:: Extract ::

Africa Bible Commentary
- First Edition Cover
- Author: Tokunboh Adeyemo
- Language: English/Swahili
- Genre: Bible commentary
- Publisher: WordAlive Publishers Zondervan
- Publication date: 2006
- Media type: Print (Hardback)
- Pages: 1586 pp
- ISBN: 978-9966-805-78-2

= Africa Bible Commentary =

2006 book

The Africa Bible Commentary is a one-volume commentary on all the books of the Bible developed in Africa by African scholars. The aim of the Africa Bible Commentary is to relate the Bible to African realities of today. Along with commentary on the Bible, there are 70 articles on issues such as HIV/AIDs that are affecting African churches and individuals. (See ACwiki for more details.)

:::
:: Dataset extract ::

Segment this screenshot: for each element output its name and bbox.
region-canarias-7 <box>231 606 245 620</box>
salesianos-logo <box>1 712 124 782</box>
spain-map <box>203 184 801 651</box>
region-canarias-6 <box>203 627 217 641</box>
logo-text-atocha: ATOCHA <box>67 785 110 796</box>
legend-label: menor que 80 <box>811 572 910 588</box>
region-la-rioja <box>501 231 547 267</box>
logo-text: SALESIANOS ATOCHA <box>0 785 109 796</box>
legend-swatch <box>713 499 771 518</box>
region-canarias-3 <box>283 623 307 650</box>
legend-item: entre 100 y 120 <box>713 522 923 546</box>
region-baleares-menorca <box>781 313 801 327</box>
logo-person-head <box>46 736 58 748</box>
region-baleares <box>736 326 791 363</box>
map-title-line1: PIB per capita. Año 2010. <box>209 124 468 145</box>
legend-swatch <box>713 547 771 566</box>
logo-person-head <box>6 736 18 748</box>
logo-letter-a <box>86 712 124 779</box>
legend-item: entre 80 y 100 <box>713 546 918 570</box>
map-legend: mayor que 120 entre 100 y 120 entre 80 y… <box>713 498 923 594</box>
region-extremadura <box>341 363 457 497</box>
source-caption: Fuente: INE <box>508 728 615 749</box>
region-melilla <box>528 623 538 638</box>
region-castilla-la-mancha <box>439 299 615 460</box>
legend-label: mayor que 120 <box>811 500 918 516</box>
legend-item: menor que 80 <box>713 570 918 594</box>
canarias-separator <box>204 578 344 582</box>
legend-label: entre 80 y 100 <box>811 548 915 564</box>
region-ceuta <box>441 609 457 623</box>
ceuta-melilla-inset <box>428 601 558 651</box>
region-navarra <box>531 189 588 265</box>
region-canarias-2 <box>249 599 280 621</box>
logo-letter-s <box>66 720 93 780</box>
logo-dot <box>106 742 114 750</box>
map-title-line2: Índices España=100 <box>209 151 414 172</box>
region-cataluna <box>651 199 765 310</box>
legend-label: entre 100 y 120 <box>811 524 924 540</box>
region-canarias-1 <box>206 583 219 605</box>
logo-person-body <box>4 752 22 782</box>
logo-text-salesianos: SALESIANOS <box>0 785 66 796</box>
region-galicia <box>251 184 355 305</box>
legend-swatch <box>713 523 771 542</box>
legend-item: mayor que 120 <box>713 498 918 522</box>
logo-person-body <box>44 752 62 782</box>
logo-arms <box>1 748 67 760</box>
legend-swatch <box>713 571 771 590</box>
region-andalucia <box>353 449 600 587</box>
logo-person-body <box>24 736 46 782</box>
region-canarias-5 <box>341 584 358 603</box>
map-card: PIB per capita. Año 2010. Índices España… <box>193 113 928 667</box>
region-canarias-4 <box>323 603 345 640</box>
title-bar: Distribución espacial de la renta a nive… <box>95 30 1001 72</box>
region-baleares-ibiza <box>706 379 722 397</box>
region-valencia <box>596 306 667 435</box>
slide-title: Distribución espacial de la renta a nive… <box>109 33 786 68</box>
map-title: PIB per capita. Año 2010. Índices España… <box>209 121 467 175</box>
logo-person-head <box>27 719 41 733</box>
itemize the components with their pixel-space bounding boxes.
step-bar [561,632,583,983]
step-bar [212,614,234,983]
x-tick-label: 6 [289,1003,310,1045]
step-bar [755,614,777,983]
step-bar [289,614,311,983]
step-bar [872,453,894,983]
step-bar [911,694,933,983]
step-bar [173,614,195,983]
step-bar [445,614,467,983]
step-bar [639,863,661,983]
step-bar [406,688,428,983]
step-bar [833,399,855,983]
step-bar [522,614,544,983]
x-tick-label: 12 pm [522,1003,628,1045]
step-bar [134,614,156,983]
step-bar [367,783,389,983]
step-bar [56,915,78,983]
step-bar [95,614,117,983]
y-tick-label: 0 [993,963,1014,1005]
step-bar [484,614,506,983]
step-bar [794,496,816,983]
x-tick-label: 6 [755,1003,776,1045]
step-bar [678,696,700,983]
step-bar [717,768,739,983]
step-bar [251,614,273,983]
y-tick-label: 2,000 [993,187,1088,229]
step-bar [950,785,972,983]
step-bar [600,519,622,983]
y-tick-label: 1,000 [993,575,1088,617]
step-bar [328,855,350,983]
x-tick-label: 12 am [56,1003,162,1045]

:::

Your tasks
a - Answer these questions from the Africa Bible Commentary entry, one answer per line, each marked like its question:
(i) In what year was the commentary published?
(ii) How many pages does it have?
(iii) How many articles accompany the commentary on the Bible?
b - Continue the Africa Bible Commentary entry from the point where it ends.

Numbered answers
a -
(i) 2006
(ii) 1586
(iii) 70

b -
Tokunboh Adeyemo was the general editor. He is the director for the Centre for Biblical Transformation and previously served as the general secretary for the Association of Evangelicals in Africa and First Chancellor of Africa International University (formerly Nairobi Evangelical Graduate School of Theology). He holds a Ph.D. from Dallas Theological Seminary and an honorary doctorate from Potchefstroom University.

In 2005 WordAlive Publishers was selected by the Africa Bible Commentary Board to be the commentary's publisher for Africa. WordAlive Publishers handles sales and distribution outside of the U.S. while Zondervan oversees U.S. sales.